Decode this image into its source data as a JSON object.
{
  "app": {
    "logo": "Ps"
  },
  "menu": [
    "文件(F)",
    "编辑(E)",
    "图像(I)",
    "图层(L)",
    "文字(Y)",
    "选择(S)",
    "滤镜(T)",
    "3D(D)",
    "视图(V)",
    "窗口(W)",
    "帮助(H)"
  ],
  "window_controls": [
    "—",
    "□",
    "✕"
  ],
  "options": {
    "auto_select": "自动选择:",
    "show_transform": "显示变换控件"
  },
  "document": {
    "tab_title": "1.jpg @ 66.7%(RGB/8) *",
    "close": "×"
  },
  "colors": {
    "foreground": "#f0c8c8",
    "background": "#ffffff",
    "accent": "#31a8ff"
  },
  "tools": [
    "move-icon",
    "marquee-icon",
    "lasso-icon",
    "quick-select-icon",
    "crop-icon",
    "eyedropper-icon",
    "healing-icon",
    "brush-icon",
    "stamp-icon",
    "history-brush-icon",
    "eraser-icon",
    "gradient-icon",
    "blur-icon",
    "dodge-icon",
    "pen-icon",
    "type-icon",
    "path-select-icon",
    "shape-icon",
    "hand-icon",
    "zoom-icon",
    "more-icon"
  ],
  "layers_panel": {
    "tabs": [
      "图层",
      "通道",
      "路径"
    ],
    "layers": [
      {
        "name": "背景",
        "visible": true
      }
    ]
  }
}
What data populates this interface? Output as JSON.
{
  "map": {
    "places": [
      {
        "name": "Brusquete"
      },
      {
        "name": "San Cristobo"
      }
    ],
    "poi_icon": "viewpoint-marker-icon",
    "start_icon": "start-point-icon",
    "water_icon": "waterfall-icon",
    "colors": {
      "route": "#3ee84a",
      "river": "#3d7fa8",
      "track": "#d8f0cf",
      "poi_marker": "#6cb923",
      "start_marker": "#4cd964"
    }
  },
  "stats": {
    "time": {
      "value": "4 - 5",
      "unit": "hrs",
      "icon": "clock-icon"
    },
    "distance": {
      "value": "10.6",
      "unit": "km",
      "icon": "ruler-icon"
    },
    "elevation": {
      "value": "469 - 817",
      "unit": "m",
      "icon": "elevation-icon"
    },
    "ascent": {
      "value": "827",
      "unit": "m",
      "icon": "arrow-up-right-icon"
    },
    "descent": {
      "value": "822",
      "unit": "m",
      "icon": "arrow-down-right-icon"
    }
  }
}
---
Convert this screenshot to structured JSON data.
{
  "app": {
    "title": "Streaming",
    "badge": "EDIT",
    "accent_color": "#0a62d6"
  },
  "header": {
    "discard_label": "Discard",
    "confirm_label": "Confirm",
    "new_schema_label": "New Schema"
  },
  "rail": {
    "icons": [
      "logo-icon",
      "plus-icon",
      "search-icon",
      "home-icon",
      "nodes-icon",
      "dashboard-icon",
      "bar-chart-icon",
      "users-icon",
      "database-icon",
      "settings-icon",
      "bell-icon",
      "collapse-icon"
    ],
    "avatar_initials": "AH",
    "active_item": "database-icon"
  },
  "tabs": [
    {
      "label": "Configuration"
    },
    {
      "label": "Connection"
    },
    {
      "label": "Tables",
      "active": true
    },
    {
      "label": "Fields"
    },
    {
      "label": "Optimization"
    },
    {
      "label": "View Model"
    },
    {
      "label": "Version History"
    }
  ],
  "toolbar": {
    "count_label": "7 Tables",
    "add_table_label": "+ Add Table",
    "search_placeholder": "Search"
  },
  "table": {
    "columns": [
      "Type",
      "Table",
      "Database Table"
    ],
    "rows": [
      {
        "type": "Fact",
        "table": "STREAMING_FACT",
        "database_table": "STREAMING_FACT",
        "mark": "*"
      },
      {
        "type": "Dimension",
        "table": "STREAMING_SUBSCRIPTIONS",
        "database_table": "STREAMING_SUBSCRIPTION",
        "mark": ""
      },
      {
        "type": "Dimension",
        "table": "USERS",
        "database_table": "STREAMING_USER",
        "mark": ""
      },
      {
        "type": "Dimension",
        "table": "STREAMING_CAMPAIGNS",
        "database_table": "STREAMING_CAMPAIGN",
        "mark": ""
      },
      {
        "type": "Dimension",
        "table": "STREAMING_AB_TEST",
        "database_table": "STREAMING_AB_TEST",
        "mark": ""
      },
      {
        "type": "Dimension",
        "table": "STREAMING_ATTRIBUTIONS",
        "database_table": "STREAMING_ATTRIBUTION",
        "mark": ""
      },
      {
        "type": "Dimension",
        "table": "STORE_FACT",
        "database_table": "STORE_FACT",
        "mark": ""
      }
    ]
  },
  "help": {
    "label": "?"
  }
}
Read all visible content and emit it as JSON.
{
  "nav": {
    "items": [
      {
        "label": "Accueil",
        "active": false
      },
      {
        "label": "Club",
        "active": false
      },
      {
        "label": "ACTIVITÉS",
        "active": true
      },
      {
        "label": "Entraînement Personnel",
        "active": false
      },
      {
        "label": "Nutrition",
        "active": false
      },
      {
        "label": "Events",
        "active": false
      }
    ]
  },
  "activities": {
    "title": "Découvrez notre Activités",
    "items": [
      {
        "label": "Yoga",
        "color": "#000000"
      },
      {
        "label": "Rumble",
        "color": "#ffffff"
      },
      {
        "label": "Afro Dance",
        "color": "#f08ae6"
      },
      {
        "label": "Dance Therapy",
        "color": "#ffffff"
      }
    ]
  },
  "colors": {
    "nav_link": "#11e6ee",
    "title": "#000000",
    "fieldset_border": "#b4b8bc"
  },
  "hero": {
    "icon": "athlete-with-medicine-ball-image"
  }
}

#### Problem statement:
Extract every line containing the string "right" from the data above.

#### Reply:
      "icon": "arrow-up-right-icon"
      "icon": "arrow-down-right-icon"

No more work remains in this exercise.